Collection entries:
---
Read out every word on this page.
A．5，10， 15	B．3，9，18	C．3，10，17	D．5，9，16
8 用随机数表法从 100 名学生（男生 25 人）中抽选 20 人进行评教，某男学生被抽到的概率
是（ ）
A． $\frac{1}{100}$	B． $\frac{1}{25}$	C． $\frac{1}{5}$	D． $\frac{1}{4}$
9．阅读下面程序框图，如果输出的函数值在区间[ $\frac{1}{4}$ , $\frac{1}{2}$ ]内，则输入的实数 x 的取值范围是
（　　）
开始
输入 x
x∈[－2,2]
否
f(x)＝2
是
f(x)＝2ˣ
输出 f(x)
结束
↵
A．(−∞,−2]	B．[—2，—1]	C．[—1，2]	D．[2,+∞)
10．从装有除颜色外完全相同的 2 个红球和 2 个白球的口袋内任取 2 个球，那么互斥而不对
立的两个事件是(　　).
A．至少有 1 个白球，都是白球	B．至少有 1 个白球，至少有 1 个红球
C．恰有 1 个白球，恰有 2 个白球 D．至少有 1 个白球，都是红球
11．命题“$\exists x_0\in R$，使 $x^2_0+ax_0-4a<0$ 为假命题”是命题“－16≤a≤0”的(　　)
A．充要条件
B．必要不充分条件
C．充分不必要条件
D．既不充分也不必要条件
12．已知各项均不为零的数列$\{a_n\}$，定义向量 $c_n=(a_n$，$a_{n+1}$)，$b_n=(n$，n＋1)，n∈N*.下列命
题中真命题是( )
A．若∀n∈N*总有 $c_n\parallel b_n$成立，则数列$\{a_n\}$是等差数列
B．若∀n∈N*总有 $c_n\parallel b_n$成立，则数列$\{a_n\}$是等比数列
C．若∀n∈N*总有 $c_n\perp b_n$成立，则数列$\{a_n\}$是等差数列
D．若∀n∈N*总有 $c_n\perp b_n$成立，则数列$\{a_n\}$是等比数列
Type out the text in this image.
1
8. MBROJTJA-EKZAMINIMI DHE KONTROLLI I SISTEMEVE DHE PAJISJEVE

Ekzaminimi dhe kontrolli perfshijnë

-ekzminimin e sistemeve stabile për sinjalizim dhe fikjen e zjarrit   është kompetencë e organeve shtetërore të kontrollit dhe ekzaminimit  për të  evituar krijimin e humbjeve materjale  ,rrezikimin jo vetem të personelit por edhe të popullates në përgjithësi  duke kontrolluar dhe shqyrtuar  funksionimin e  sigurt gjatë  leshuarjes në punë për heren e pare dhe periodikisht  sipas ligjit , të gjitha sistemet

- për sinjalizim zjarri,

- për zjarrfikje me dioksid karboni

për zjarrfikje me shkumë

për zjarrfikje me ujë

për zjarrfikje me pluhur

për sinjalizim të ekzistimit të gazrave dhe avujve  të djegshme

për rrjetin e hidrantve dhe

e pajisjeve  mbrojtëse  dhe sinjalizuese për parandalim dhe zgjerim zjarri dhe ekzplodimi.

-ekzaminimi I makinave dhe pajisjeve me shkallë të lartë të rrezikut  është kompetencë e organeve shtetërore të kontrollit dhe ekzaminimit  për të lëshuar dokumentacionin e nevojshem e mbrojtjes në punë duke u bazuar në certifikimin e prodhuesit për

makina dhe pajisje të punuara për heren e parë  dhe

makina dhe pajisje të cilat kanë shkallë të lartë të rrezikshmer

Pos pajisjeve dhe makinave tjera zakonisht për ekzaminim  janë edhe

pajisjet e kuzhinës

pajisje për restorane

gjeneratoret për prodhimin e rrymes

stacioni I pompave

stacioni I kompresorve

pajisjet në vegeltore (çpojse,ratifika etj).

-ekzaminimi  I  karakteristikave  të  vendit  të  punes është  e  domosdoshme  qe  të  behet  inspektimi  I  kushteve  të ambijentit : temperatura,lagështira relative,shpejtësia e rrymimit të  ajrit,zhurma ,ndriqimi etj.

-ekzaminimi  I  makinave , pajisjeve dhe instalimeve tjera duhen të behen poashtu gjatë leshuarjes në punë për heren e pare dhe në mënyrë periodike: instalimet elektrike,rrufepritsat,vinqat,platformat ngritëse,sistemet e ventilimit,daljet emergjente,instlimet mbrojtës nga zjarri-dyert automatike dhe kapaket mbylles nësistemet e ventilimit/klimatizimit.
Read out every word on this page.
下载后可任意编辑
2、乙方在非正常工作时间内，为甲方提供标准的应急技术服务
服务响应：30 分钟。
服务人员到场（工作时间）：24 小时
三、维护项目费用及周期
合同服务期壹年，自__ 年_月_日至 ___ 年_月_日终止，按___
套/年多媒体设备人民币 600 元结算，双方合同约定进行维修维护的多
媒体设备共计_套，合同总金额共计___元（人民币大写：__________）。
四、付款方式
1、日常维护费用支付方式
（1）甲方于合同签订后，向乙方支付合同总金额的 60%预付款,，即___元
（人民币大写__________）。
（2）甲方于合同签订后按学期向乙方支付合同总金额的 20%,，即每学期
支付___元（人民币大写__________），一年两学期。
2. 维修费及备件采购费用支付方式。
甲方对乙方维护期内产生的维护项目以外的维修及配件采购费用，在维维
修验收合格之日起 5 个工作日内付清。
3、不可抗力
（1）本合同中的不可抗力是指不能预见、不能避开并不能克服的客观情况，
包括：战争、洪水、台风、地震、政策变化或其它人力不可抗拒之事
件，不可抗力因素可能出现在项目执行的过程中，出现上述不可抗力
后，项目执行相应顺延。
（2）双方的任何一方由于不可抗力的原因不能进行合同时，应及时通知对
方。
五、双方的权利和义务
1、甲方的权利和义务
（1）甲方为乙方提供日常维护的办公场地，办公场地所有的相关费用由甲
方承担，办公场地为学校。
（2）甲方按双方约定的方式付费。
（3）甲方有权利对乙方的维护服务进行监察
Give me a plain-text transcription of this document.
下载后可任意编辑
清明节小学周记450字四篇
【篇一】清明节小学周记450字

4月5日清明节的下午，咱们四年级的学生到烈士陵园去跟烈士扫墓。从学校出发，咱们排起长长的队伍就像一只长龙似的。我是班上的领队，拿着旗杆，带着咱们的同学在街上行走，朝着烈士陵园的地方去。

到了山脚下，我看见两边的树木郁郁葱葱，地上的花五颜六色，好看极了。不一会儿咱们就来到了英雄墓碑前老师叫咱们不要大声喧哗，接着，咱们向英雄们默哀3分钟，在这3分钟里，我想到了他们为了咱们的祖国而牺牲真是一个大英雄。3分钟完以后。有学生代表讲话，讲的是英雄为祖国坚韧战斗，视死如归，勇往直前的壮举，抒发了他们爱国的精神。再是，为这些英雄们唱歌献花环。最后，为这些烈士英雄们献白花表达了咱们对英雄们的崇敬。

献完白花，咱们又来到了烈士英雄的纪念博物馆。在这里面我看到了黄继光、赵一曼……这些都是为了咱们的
---
* [The request]
Gather every line from the listing above in which "stacioni" appears, and copy those lines.

* [Exercise answer]
stacioni I pompave
stacioni I kompresorve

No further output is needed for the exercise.